*Exercise objective:* Extract the lines that carry the string "this" from the listing.

━━━ Materials provided

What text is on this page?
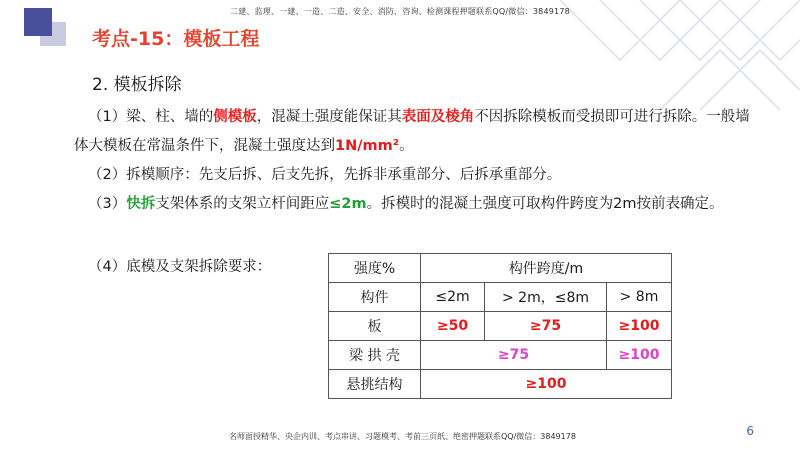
二建、监理、一建、一造、二造、安全、消防、咨询、检测课程押题联系QQ/微信：3849178
考点-15：模板工程
2. 模板拆除
（1）梁、柱、墙的侧模板，混凝土强度能保证其表面及棱角不因拆除模板而受损即可进行拆除。一般墙体大模板在常温条件下，混凝土强度达到1N/mm²。
（2）拆模顺序：先支后拆、后支先拆，先拆非承重部分、后拆承重部分。
（3）快拆支架体系的支架立杆间距应≤2m。拆模时的混凝土强度可取构件跨度为2m按前表确定。
（4）底模及支架拆除要求：	强度%	构件跨度/m		
构件	≤2m	> 2m，≤8m	> 8m
板	≥50	≥75	≥100
梁 拱 壳	≥75		≥100
悬挑结构	≥100		
6
名师面授精华、央企内训、考点串讲、习题模考、考前三页纸、绝密押题联系QQ/微信：3849178
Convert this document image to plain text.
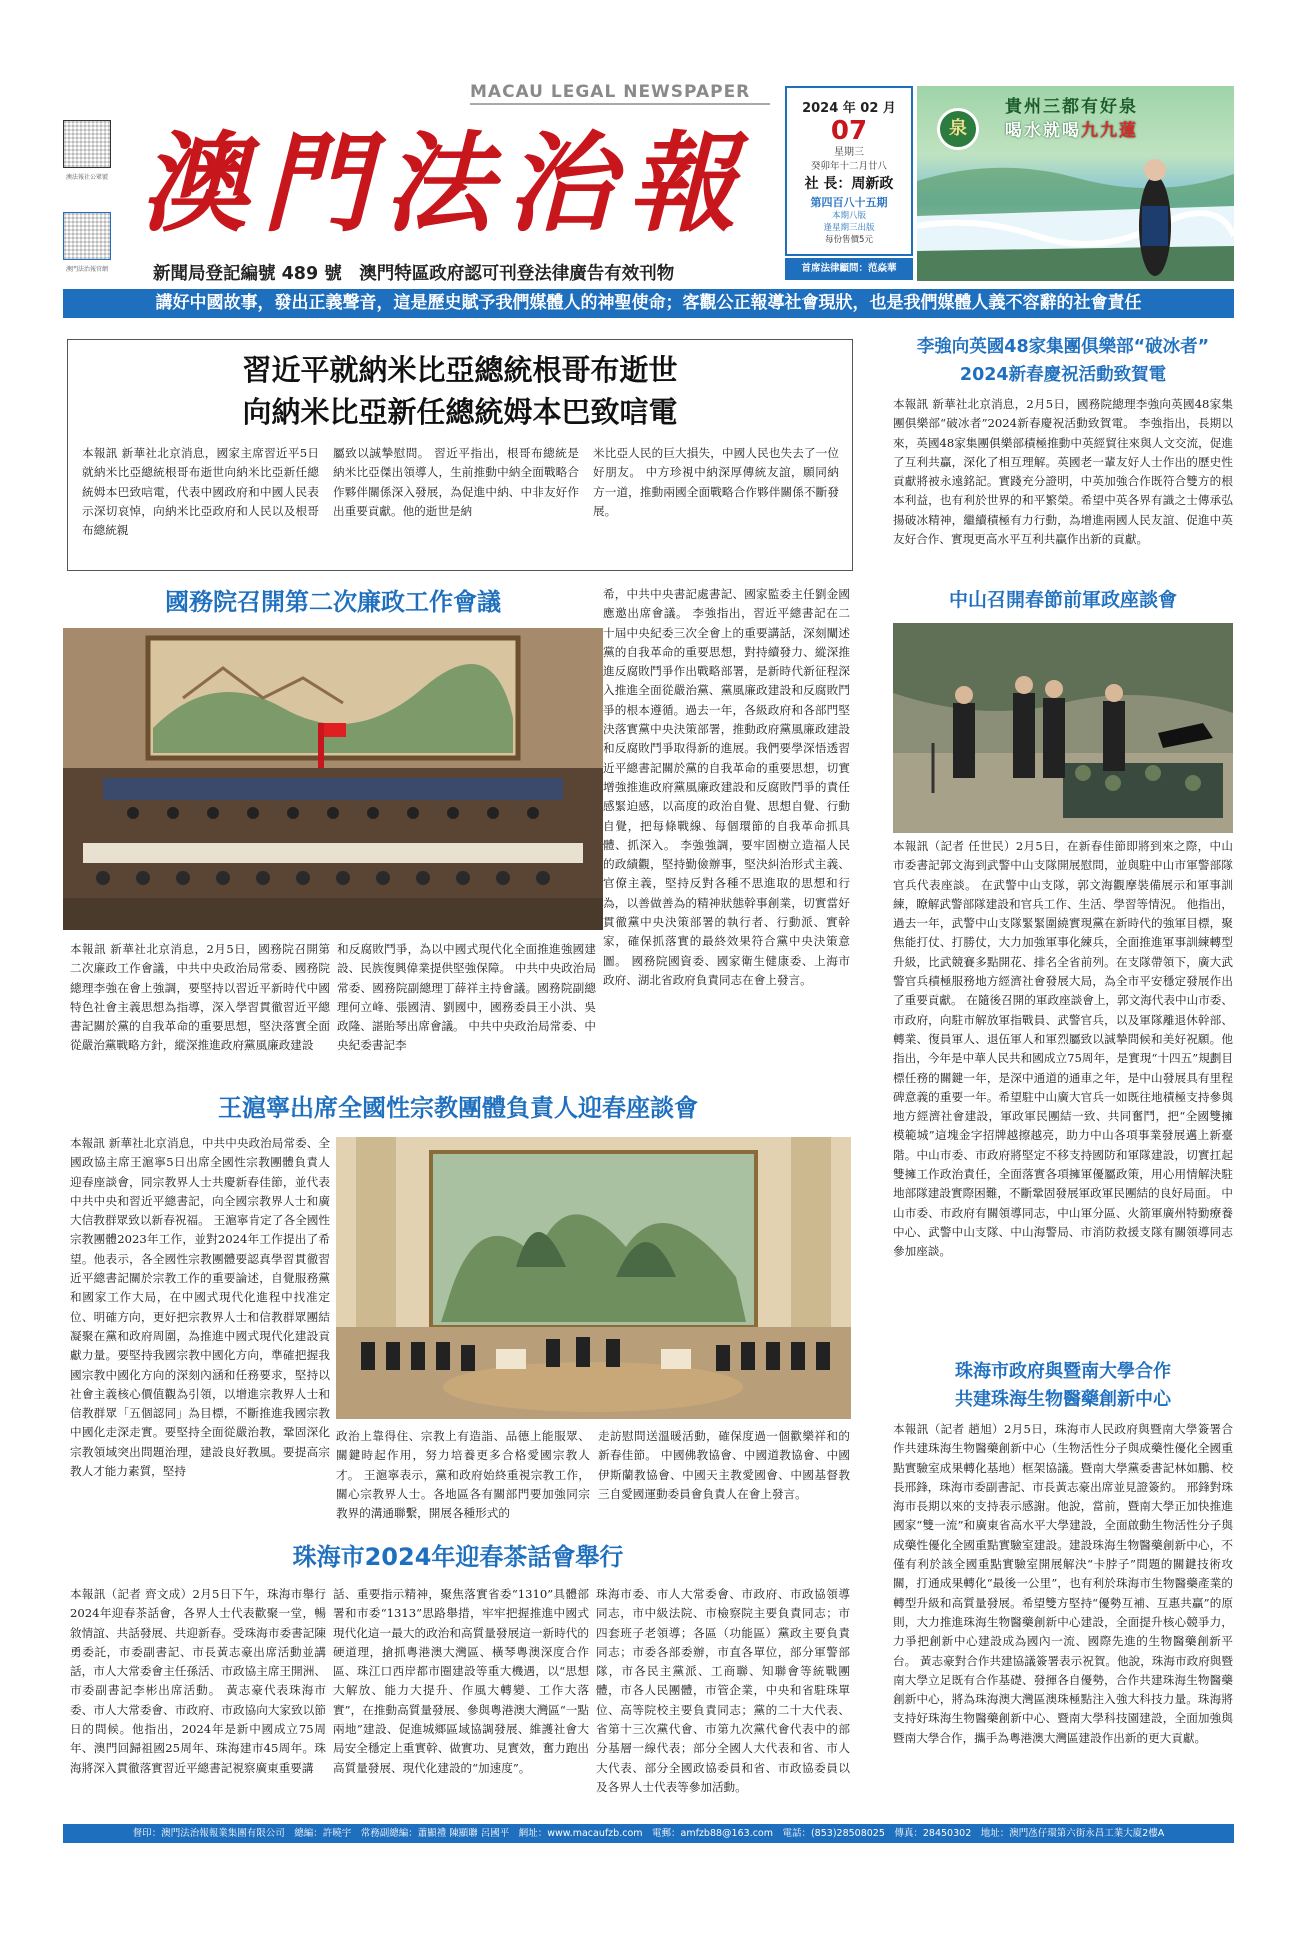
澳法報社公眾號
澳門法治報官網
MACAU LEGAL NEWSPAPER
澳門法治報
新聞局登記編號 489 號　澳門特區政府認可刊登法律廣告有效刊物
2024 年 02 月
07
星期三
癸卯年十二月廿八
社 長：周新政
第四百八十五期
本期八版
逢星期三出版
每份售價5元
首席法律顧問：范焱華
泉
貴州三都有好泉
喝水就喝九九蓮
講好中國故事，發出正義聲音，這是歷史賦予我們媒體人的神聖使命；客觀公正報導社會現狀，也是我們媒體人義不容辭的社會責任
習近平就納米比亞總統根哥布逝世
向納米比亞新任總統姆本巴致唁電
本報訊 新華社北京消息，國家主席習近平5日就納米比亞總統根哥布逝世向納米比亞新任總統姆本巴致唁電，代表中國政府和中國人民表示深切哀悼，向納米比亞政府和人民以及根哥布總統親
屬致以誠摯慰問。 習近平指出，根哥布總統是納米比亞傑出領導人，生前推動中納全面戰略合作夥伴關係深入發展，為促進中納、中非友好作出重要貢獻。他的逝世是納
米比亞人民的巨大損失，中國人民也失去了一位好朋友。 中方珍視中納深厚傳統友誼，願同納方一道，推動兩國全面戰略合作夥伴關係不斷發展。
國務院召開第二次廉政工作會議
本報訊 新華社北京消息，2月5日，國務院召開第二次廉政工作會議，中共中央政治局常委、國務院總理李強在會上強調，要堅持以習近平新時代中國特色社會主義思想為指導，深入學習貫徹習近平總書記關於黨的自我革命的重要思想，堅決落實全面從嚴治黨戰略方針，縱深推進政府黨風廉政建設
和反腐敗鬥爭，為以中國式現代化全面推進強國建設、民族復興偉業提供堅強保障。 中共中央政治局常委、國務院副總理丁薛祥主持會議。國務院副總理何立峰、張國清、劉國中，國務委員王小洪、吳政隆、諶貽琴出席會議。 中共中央政治局常委、中央紀委書記李
希，中共中央書記處書記、國家監委主任劉金國應邀出席會議。 李強指出，習近平總書記在二十屆中央紀委三次全會上的重要講話，深刻闡述黨的自我革命的重要思想，對持續發力、縱深推進反腐敗鬥爭作出戰略部署，是新時代新征程深入推進全面從嚴治黨、黨風廉政建設和反腐敗鬥爭的根本遵循。過去一年，各級政府和各部門堅決落實黨中央決策部署，推動政府黨風廉政建設和反腐敗鬥爭取得新的進展。我們要學深悟透習近平總書記關於黨的自我革命的重要思想，切實增強推進政府黨風廉政建設和反腐敗鬥爭的責任感緊迫感，以高度的政治自覺、思想自覺、行動自覺，把每條戰線、每個環節的自我革命抓具體、抓深入。 李強強調，要牢固樹立造福人民的政績觀，堅持勤儉辦事，堅決糾治形式主義、官僚主義，堅持反對各種不思進取的思想和行為，以善做善為的精神狀態幹事創業，切實當好貫徹黨中央決策部署的執行者、行動派、實幹家，確保抓落實的最終效果符合黨中央決策意圖。 國務院國資委、國家衛生健康委、上海市政府、湖北省政府負責同志在會上發言。
王滬寧出席全國性宗教團體負責人迎春座談會
本報訊 新華社北京消息，中共中央政治局常委、全國政協主席王滬寧5日出席全國性宗教團體負責人迎春座談會，同宗教界人士共慶新春佳節，並代表中共中央和習近平總書記，向全國宗教界人士和廣大信教群眾致以新春祝福。 王滬寧肯定了各全國性宗教團體2023年工作，並對2024年工作提出了希望。他表示，各全國性宗教團體要認真學習貫徹習近平總書記關於宗教工作的重要論述，自覺服務黨和國家工作大局，在中國式現代化進程中找准定位、明確方向，更好把宗教界人士和信教群眾團結凝聚在黨和政府周圍，為推進中國式現代化建設貢獻力量。要堅持我國宗教中國化方向，準確把握我國宗教中國化方向的深刻內涵和任務要求，堅持以社會主義核心價值觀為引領，以增進宗教界人士和信教群眾「五個認同」為目標，不斷推進我國宗教中國化走深走實。要堅持全面從嚴治教，鞏固深化宗教領域突出問題治理，建設良好教風。要提高宗教人才能力素質，堅持
政治上靠得住、宗教上有造詣、品德上能服眾、關鍵時起作用，努力培養更多合格愛國宗教人才。 王滬寧表示，黨和政府始終重視宗教工作，關心宗教界人士。各地區各有關部門要加強同宗教界的溝通聯繫，開展各種形式的
走訪慰問送溫暖活動，確保度過一個歡樂祥和的新春佳節。 中國佛教協會、中國道教協會、中國伊斯蘭教協會、中國天主教愛國會、中國基督教三自愛國運動委員會負責人在會上發言。
珠海市2024年迎春茶話會舉行
本報訊（記者 齊文成）2月5日下午，珠海市舉行2024年迎春茶話會，各界人士代表歡聚一堂，暢敘情誼、共話發展、共迎新春。受珠海市委書記陳勇委託，市委副書記、市長黃志豪出席活動並講話，市人大常委會主任孫活、市政協主席王開洲、市委副書記李彬出席活動。 黃志豪代表珠海市委、市人大常委會、市政府、市政協向大家致以節日的問候。他指出，2024年是新中國成立75周年、澳門回歸祖國25周年、珠海建市45周年。珠海將深入貫徹落實習近平總書記視察廣東重要講
話、重要指示精神，聚焦落實省委“1310”具體部署和市委“1313”思路舉措，牢牢把握推進中國式現代化這一最大的政治和高質量發展這一新時代的硬道理，搶抓粵港澳大灣區、橫琴粵澳深度合作區、珠江口西岸都市圈建設等重大機遇，以“思想大解放、能力大提升、作風大轉變、工作大落實”，在推動高質量發展、參與粵港澳大灣區“一點兩地”建設、促進城鄉區域協調發展、維護社會大局安全穩定上重實幹、做實功、見實效，奮力跑出高質量發展、現代化建設的“加速度”。
珠海市委、市人大常委會、市政府、市政協領導同志，市中級法院、市檢察院主要負責同志；市四套班子老領導；各區（功能區）黨政主要負責同志；市委各部委辦，市直各單位，部分軍警部隊，市各民主黨派、工商聯、知聯會等統戰團體，市各人民團體，市管企業，中央和省駐珠單位、高等院校主要負責同志；黨的二十大代表、省第十三次黨代會、市第九次黨代會代表中的部分基層一線代表；部分全國人大代表和省、市人大代表、部分全國政協委員和省、市政協委員以及各界人士代表等參加活動。
李強向英國48家集團俱樂部“破冰者”
2024新春慶祝活動致賀電
本報訊 新華社北京消息，2月5日，國務院總理李強向英國48家集團俱樂部“破冰者”2024新春慶祝活動致賀電。 李強指出，長期以來，英國48家集團俱樂部積極推動中英經貿往來與人文交流，促進了互利共贏，深化了相互理解。英國老一輩友好人士作出的歷史性貢獻將被永遠銘記。實踐充分證明，中英加強合作既符合雙方的根本利益，也有利於世界的和平繁榮。希望中英各界有識之士傳承弘揚破冰精神，繼續積極有力行動，為增進兩國人民友誼、促進中英友好合作、實現更高水平互利共贏作出新的貢獻。
中山召開春節前軍政座談會
本報訊（記者 任世民）2月5日，在新春佳節即將到來之際，中山市委書記郭文海到武警中山支隊開展慰問，並與駐中山市軍警部隊官兵代表座談。 在武警中山支隊，郭文海觀摩裝備展示和軍事訓練，瞭解武警部隊建設和官兵工作、生活、學習等情況。 他指出，過去一年，武警中山支隊緊緊圍繞實現黨在新時代的強軍目標，聚焦能打仗、打勝仗，大力加強軍事化練兵，全面推進軍事訓練轉型升級，比武競賽多點開花、排名全省前列。在支隊帶領下，廣大武警官兵積極服務地方經濟社會發展大局，為全市平安穩定發展作出了重要貢獻。 在隨後召開的軍政座談會上，郭文海代表中山市委、市政府，向駐市解放軍指戰員、武警官兵，以及軍隊離退休幹部、轉業、復員軍人、退伍軍人和軍烈屬致以誠摯問候和美好祝願。他指出，今年是中華人民共和國成立75周年，是實現“十四五”規劃目標任務的關鍵一年，是深中通道的通車之年，是中山發展具有里程碑意義的重要一年。希望駐中山廣大官兵一如既往地積極支持參與地方經濟社會建設，軍政軍民團結一致、共同奮鬥，把“全國雙擁模範城”這塊金字招牌越擦越亮，助力中山各項事業發展邁上新臺階。中山市委、市政府將堅定不移支持國防和軍隊建設，切實扛起雙擁工作政治責任，全面落實各項擁軍優屬政策，用心用情解決駐地部隊建設實際困難，不斷鞏固發展軍政軍民團結的良好局面。 中山市委、市政府有關領導同志，中山軍分區、火箭軍廣州特勤療養中心、武警中山支隊、中山海警局、市消防救援支隊有關領導同志參加座談。
珠海市政府與暨南大學合作
共建珠海生物醫藥創新中心
本報訊（記者 趙旭）2月5日，珠海市人民政府與暨南大學簽署合作共建珠海生物醫藥創新中心（生物活性分子與成藥性優化全國重點實驗室成果轉化基地）框架協議。暨南大學黨委書記林如鵬、校長邢鋒，珠海市委副書記、市長黃志豪出席並見證簽約。 邢鋒對珠海市長期以來的支持表示感謝。他說，當前，暨南大學正加快推進國家“雙一流”和廣東省高水平大學建設，全面啟動生物活性分子與成藥性優化全國重點實驗室建設。建設珠海生物醫藥創新中心，不僅有利於該全國重點實驗室開展解決“卡脖子”問題的關鍵技術攻關，打通成果轉化“最後一公里”，也有利於珠海市生物醫藥產業的轉型升級和高質量發展。希望雙方堅持“優勢互補、互惠共贏”的原則，大力推進珠海生物醫藥創新中心建設，全面提升核心競爭力，力爭把創新中心建設成為國內一流、國際先進的生物醫藥創新平台。 黃志豪對合作共建協議簽署表示祝賀。他說，珠海市政府與暨南大學立足既有合作基礎、發揮各自優勢，合作共建珠海生物醫藥創新中心，將為珠海澳大灣區澳珠極點注入強大科技力量。珠海將支持好珠海生物醫藥創新中心、暨南大學科技園建設，全面加強與暨南大學合作，攜手為粵港澳大灣區建設作出新的更大貢獻。
督印：澳門法治報報業集團有限公司　總編：許曉宇　常務副總編：蕭顯禮 陳顯聯 呂國平　網址：www.macaufzb.com　電郵：amfzb88@163.com　電話：(853)28508025　傳真：28450302　地址：澳門氹仔環第六街永昌工業大廈2樓A
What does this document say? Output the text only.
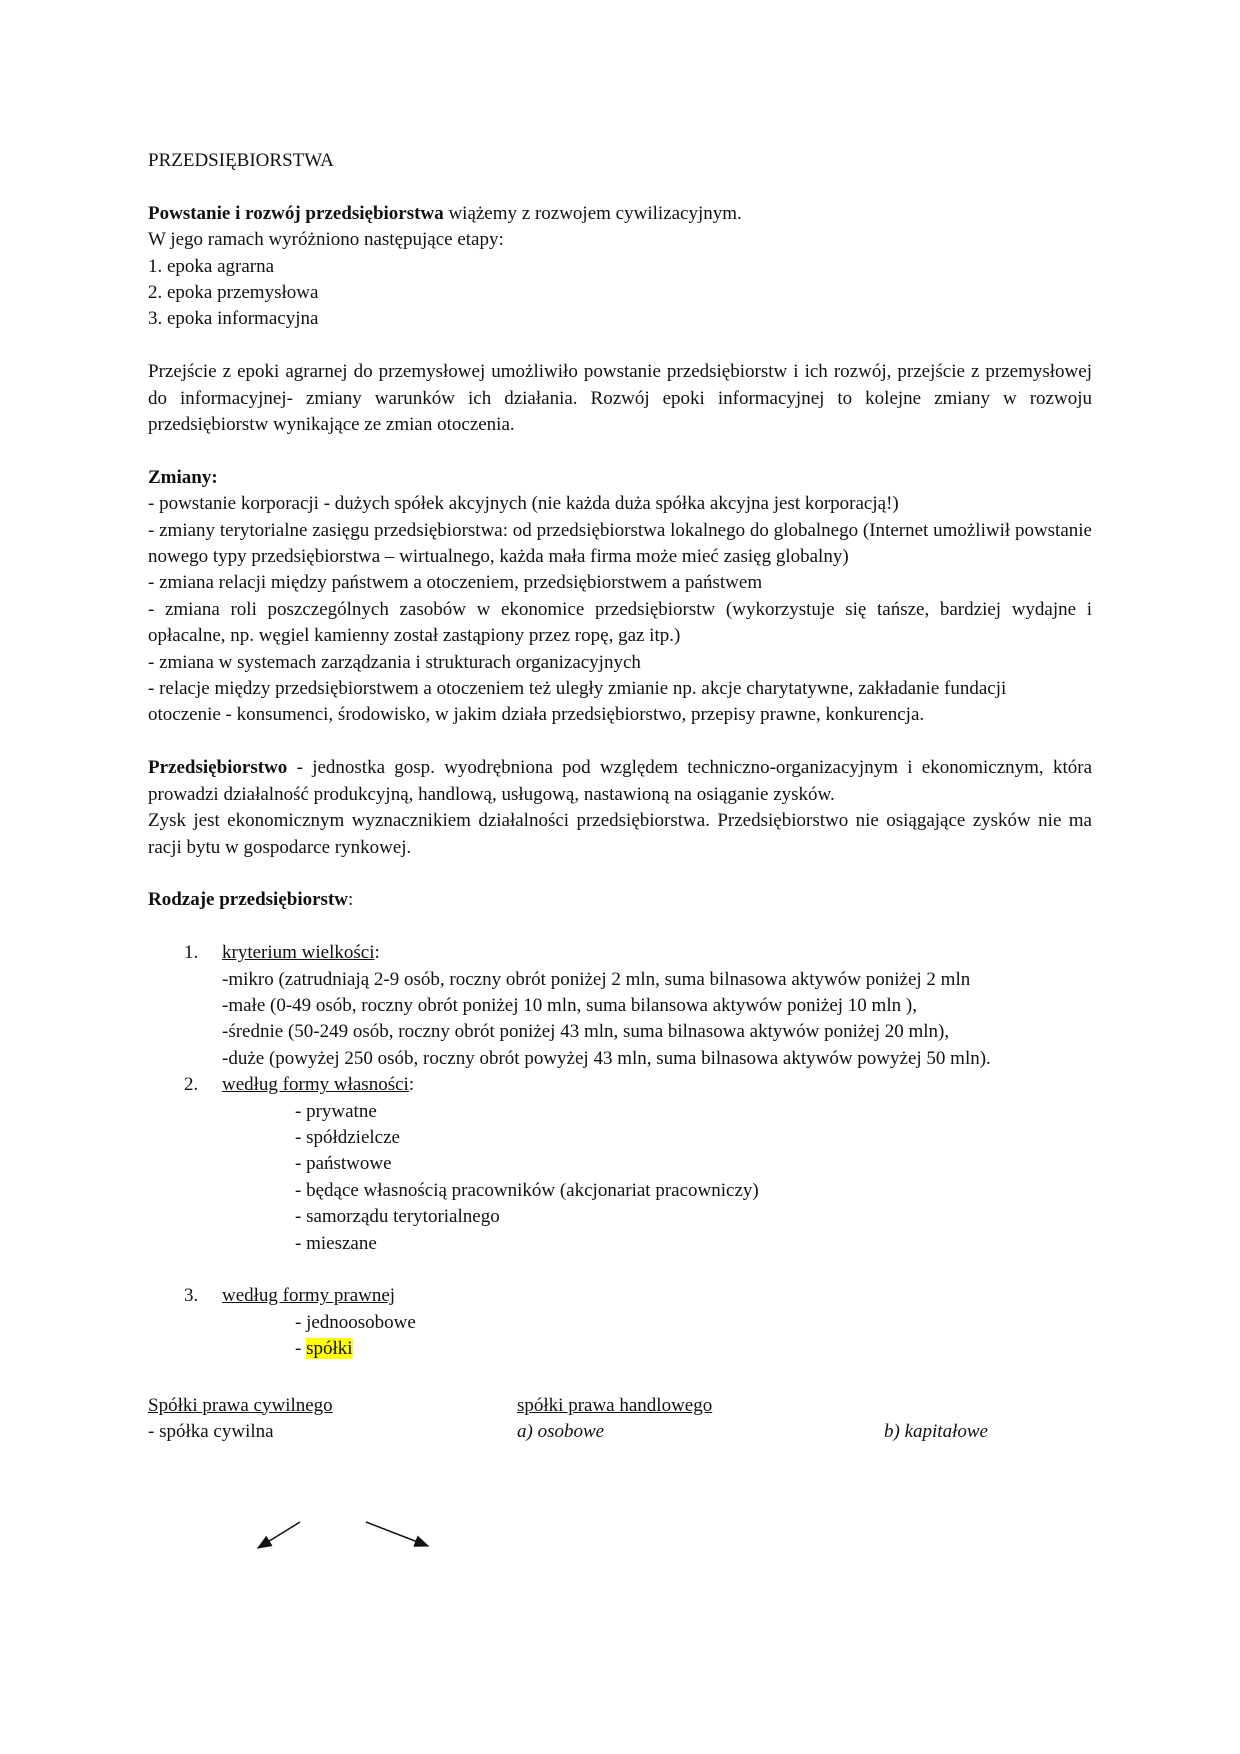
PRZEDSIĘBIORSTWA

Powstanie i rozwój przedsiębiorstwa wiążemy z rozwojem cywilizacyjnym.

W jego ramach wyróżniono następujące etapy:

1. epoka agrarna

2. epoka przemysłowa

3. epoka informacyjna

Przejście z epoki agrarnej do przemysłowej umożliwiło powstanie przedsiębiorstw i ich rozwój, przejście z przemysłowej do informacyjnej- zmiany warunków ich działania. Rozwój epoki informacyjnej to kolejne zmiany w rozwoju przedsiębiorstw wynikające ze zmian otoczenia.

Zmiany:

- powstanie korporacji - dużych spółek akcyjnych (nie każda duża spółka akcyjna jest korporacją!)

- zmiany terytorialne zasięgu przedsiębiorstwa: od przedsiębiorstwa lokalnego do globalnego (Internet umożliwił powstanie nowego typy przedsiębiorstwa – wirtualnego, każda mała firma może mieć zasięg globalny)

- zmiana relacji między państwem a otoczeniem, przedsiębiorstwem a państwem

- zmiana roli poszczególnych zasobów w ekonomice przedsiębiorstw (wykorzystuje się tańsze, bardziej wydajne i opłacalne, np. węgiel kamienny został zastąpiony przez ropę, gaz itp.)

- zmiana w systemach zarządzania i strukturach organizacyjnych

- relacje między przedsiębiorstwem a otoczeniem też uległy zmianie np. akcje charytatywne, zakładanie fundacji

otoczenie - konsumenci, środowisko, w jakim działa przedsiębiorstwo, przepisy prawne, konkurencja.

Przedsiębiorstwo - jednostka gosp. wyodrębniona pod względem techniczno-organizacyjnym i ekonomicznym, która prowadzi działalność produkcyjną, handlową, usługową, nastawioną na osiąganie zysków.

Zysk jest ekonomicznym wyznacznikiem działalności przedsiębiorstwa. Przedsiębiorstwo nie osiągające zysków nie ma racji bytu w gospodarce rynkowej.

Rodzaje przedsiębiorstw:

1. kryterium wielkości:

-mikro (zatrudniają 2-9 osób, roczny obrót poniżej 2 mln, suma bilnasowa aktywów poniżej 2 mln

-małe (0-49 osób, roczny obrót poniżej 10 mln, suma bilansowa aktywów poniżej 10 mln ),

-średnie (50-249 osób, roczny obrót poniżej 43 mln, suma bilnasowa aktywów poniżej 20 mln),

-duże (powyżej 250 osób, roczny obrót powyżej 43 mln, suma bilnasowa aktywów powyżej 50 mln).

2. według formy własności:

- prywatne

- spółdzielcze

- państwowe

- będące własnością pracowników (akcjonariat pracowniczy)

- samorządu terytorialnego

- mieszane

3. według formy prawnej

- jednoosobowe

- spółki

Spółki prawa cywilnego	spółki prawa handlowego
- spółka cywilna	a) osobowe	b) kapitałowe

━━━━━━

*Response:*
What text is on this page?
Convert this document image to plain text.
What does this document say? Output the text only.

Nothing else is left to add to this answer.